§ **GIVEN INSTRUCTION**: Take from the listing each line that has the string "mode".

§ **RECORDS SUPPLIED**:

-- begin --

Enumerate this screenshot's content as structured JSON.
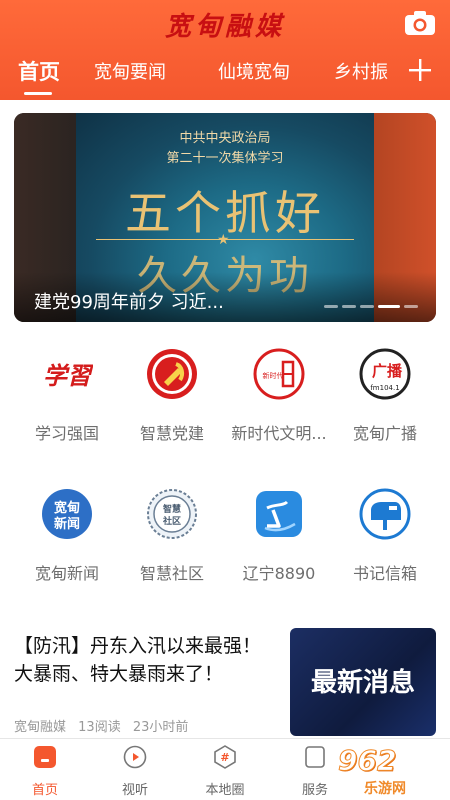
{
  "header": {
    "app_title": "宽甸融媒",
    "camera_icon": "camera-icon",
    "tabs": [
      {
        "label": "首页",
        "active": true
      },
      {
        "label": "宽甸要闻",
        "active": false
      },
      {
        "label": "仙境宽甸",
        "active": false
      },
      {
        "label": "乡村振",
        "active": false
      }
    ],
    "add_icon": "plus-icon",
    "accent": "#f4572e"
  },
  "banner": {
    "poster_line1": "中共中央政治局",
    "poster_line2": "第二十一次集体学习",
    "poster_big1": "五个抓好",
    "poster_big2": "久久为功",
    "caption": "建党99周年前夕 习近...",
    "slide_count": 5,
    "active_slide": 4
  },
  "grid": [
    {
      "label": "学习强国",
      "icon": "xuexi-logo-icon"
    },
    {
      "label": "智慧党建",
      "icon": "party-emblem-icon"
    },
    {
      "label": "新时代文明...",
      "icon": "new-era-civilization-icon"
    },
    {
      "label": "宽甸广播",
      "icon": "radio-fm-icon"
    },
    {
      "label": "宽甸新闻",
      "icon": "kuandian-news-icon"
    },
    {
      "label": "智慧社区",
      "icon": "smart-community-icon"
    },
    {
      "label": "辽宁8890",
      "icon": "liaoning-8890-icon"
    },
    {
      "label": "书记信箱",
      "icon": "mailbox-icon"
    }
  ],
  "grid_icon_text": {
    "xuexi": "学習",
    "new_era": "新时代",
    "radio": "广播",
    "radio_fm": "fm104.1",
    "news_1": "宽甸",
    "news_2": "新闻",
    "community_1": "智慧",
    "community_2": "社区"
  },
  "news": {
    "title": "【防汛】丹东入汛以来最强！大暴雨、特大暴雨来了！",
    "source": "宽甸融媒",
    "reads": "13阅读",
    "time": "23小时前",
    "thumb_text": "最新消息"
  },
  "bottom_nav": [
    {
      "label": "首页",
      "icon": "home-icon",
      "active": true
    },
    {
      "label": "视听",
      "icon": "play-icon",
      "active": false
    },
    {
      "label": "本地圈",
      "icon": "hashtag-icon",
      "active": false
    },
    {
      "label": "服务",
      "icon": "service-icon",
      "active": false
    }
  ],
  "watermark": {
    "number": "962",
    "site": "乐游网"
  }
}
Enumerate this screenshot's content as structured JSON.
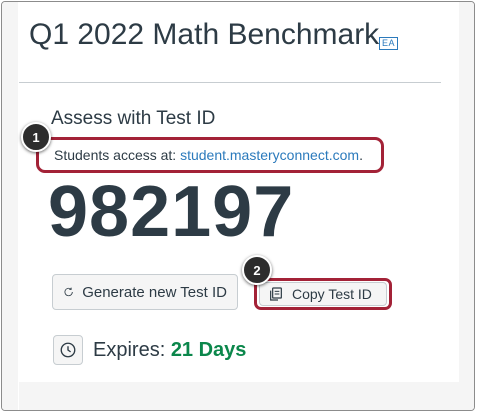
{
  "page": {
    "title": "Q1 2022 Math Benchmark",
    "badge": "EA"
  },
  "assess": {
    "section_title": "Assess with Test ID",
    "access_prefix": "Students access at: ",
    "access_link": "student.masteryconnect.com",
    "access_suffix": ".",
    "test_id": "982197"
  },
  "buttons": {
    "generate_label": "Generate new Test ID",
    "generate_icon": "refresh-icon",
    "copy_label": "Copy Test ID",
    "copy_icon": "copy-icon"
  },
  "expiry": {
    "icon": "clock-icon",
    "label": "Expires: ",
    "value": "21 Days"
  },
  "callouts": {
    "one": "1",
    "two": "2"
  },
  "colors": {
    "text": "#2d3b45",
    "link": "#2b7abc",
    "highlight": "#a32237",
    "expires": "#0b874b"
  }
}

-- end --
-- begin --

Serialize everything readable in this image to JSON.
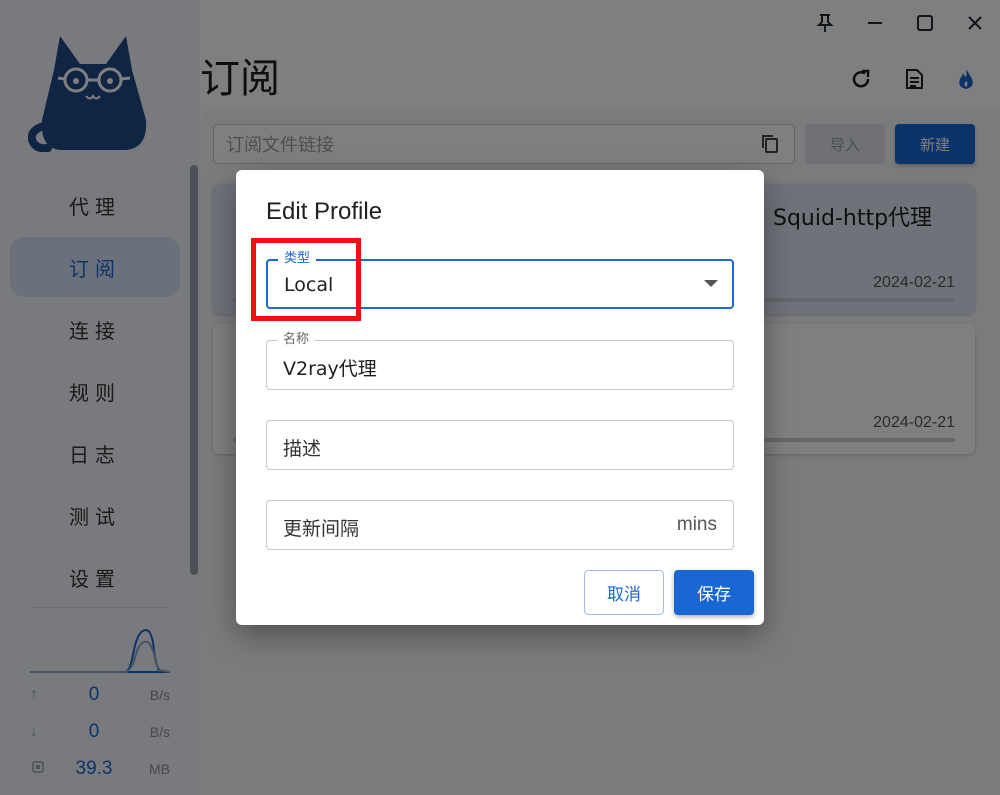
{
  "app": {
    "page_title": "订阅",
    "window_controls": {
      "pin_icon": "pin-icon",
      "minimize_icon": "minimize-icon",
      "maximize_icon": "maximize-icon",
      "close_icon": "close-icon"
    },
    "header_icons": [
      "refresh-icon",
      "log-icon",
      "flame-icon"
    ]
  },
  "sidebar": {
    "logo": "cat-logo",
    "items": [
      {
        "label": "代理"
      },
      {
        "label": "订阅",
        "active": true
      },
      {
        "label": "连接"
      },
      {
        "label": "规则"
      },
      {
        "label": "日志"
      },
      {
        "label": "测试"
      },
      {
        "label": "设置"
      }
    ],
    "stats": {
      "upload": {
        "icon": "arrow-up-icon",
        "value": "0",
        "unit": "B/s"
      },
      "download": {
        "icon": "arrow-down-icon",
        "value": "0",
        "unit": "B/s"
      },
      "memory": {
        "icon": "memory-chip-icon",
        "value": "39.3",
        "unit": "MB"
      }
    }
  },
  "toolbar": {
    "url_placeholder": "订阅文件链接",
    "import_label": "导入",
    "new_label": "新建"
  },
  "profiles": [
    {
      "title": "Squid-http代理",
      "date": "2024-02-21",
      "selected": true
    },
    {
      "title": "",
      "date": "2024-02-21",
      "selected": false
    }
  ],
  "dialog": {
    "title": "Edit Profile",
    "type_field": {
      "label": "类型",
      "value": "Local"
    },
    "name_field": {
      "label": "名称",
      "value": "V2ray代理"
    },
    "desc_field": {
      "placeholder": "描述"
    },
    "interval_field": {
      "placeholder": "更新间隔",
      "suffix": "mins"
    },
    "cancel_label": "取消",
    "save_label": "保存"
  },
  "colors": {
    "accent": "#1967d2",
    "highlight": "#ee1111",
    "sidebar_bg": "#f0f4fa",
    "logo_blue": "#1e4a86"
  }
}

-- end --
-- begin --

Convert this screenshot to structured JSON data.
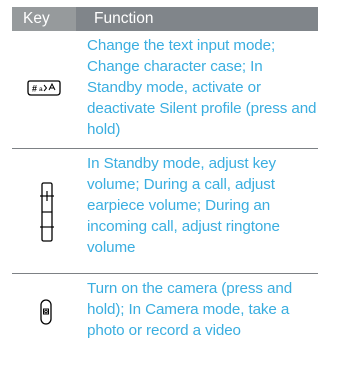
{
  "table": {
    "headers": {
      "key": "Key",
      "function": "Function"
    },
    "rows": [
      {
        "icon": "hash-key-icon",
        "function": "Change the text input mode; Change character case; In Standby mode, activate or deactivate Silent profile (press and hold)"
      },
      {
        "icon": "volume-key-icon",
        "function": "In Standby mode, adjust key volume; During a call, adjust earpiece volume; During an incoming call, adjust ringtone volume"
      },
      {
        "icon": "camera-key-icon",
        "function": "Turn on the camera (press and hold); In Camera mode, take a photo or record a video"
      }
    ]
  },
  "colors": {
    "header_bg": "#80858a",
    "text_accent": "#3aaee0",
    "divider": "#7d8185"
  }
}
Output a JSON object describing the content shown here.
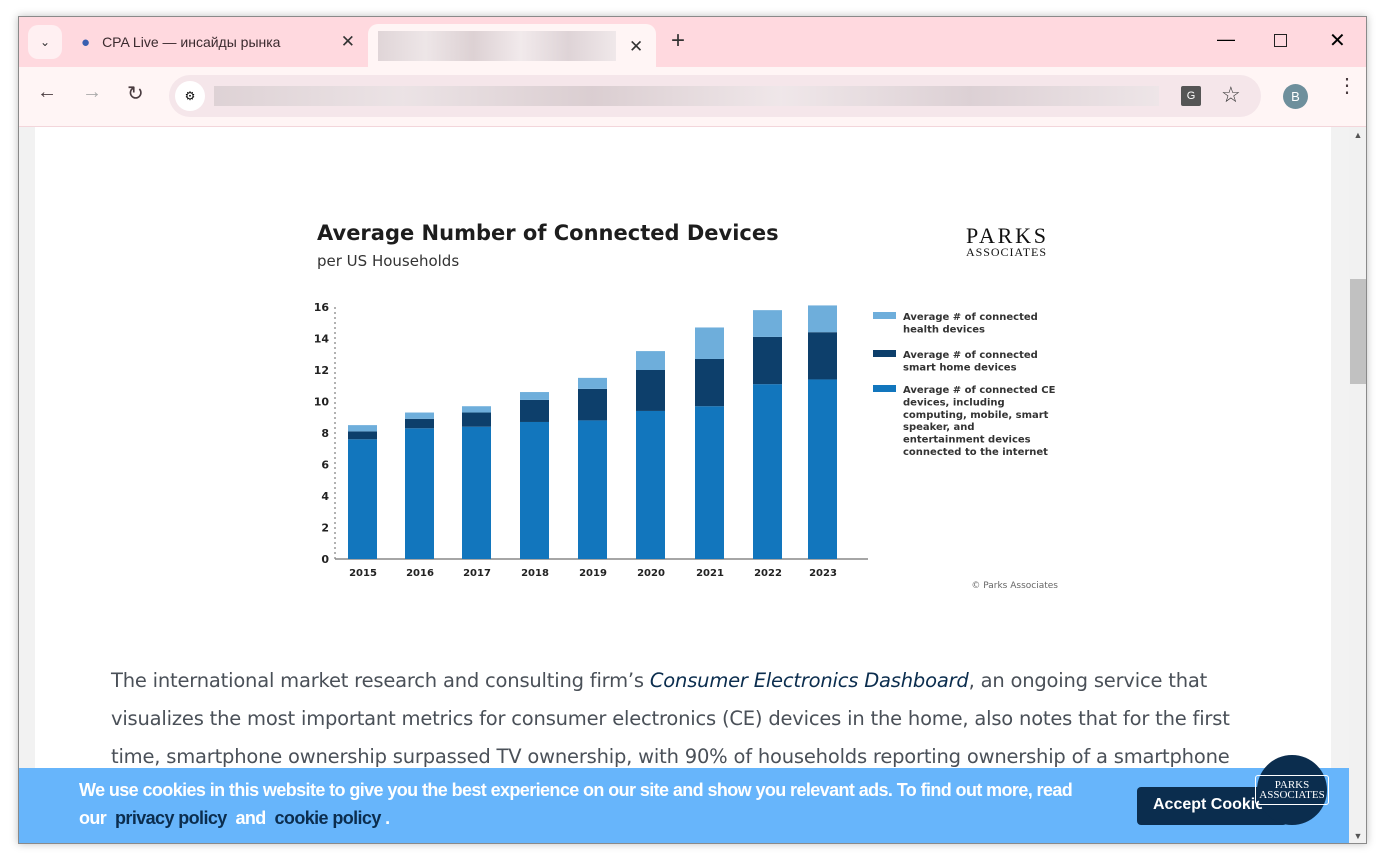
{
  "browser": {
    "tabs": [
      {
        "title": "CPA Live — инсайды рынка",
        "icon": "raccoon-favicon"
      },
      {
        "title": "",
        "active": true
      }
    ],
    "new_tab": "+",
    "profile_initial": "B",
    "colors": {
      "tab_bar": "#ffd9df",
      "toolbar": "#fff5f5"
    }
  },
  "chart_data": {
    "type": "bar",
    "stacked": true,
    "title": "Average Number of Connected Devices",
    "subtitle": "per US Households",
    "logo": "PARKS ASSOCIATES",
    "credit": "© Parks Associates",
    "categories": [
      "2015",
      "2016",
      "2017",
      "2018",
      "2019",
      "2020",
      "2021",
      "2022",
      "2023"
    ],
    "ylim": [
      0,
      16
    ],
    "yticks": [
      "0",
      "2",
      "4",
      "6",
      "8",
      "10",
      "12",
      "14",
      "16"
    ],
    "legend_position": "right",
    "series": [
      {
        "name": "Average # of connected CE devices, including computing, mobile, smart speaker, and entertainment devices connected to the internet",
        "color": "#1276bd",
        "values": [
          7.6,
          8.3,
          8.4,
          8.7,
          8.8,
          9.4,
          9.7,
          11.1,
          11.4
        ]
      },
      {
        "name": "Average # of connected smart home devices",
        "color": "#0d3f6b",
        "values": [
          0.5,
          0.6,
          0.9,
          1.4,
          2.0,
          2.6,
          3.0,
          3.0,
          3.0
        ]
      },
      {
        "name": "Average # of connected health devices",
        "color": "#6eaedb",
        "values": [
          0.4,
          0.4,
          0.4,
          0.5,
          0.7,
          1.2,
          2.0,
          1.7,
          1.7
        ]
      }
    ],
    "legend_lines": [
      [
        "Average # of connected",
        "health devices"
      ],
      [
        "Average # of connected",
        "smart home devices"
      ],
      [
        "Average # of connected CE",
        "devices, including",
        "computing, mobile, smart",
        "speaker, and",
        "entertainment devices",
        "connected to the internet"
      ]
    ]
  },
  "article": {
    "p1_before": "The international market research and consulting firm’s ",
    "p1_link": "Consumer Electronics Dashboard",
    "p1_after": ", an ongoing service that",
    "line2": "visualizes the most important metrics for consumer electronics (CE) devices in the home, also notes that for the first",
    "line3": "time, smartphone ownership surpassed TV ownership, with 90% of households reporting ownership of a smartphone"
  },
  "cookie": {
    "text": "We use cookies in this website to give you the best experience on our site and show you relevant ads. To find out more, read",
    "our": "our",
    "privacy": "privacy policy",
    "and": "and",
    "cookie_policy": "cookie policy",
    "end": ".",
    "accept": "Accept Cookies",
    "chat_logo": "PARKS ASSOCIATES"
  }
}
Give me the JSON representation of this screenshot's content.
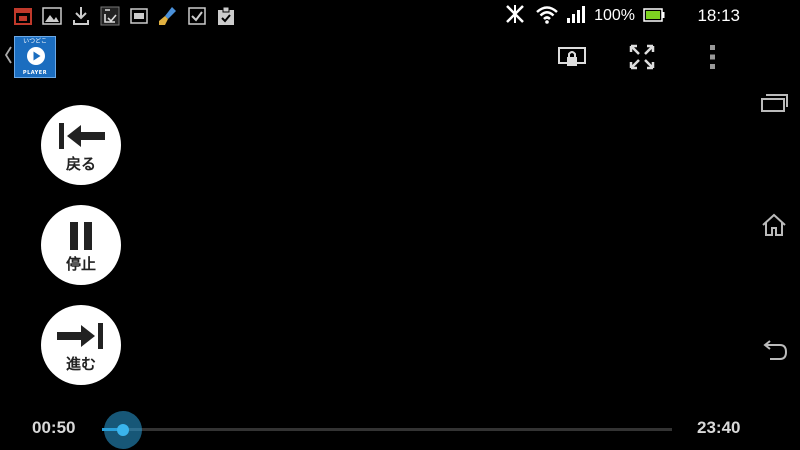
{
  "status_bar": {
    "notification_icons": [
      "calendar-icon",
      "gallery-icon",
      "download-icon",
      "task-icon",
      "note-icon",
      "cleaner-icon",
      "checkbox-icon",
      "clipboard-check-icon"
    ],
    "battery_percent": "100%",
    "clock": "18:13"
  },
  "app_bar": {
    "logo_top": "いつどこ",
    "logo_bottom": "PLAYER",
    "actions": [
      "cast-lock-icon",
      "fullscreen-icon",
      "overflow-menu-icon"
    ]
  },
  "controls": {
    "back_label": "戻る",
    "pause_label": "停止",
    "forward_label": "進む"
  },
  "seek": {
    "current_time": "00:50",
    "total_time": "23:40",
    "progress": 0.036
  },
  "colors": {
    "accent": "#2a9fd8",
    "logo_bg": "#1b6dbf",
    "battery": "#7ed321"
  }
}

-- end --

§ **RESPONSE TO THIS EXERCISE**:
        "function": "Change the text input mode; Change character case; In Standby mode, activate or deactivate Silent profile (press and hold)"
        "function": "In Standby mode, adjust key volume; During a call, adjust earpiece volume; During an incoming call, adjust ringtone volume"
        "function": "Turn on the camera (press and hold); In Camera mode, take a photo or record a video"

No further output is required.